* WHAT NEEDS TO BE DONE:
Copy the records below, switching "Identify" to "List" and keeping every other part the same.

* INFORMATION GIVEN:
===============
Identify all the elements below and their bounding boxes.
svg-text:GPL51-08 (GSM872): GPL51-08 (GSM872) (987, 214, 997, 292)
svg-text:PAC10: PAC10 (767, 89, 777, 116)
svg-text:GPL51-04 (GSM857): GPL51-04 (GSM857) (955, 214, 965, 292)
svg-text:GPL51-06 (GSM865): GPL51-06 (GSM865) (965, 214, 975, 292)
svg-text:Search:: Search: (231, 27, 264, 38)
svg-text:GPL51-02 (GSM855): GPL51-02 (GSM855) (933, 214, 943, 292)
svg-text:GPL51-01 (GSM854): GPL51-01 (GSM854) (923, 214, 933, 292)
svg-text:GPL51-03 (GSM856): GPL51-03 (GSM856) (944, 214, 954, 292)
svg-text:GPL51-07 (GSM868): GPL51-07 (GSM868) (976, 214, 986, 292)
===============
* ANSWER FOR THE TASK:
List all the elements below and their bounding boxes.
svg-text:GPL51-08 (GSM872): GPL51-08 (GSM872) (987, 214, 997, 292)
svg-text:PAC10: PAC10 (767, 89, 777, 116)
svg-text:GPL51-04 (GSM857): GPL51-04 (GSM857) (955, 214, 965, 292)
svg-text:GPL51-06 (GSM865): GPL51-06 (GSM865) (965, 214, 975, 292)
svg-text:Search:: Search: (231, 27, 264, 38)
svg-text:GPL51-02 (GSM855): GPL51-02 (GSM855) (933, 214, 943, 292)
svg-text:GPL51-01 (GSM854): GPL51-01 (GSM854) (923, 214, 933, 292)
svg-text:GPL51-03 (GSM856): GPL51-03 (GSM856) (944, 214, 954, 292)
svg-text:GPL51-07 (GSM868): GPL51-07 (GSM868) (976, 214, 986, 292)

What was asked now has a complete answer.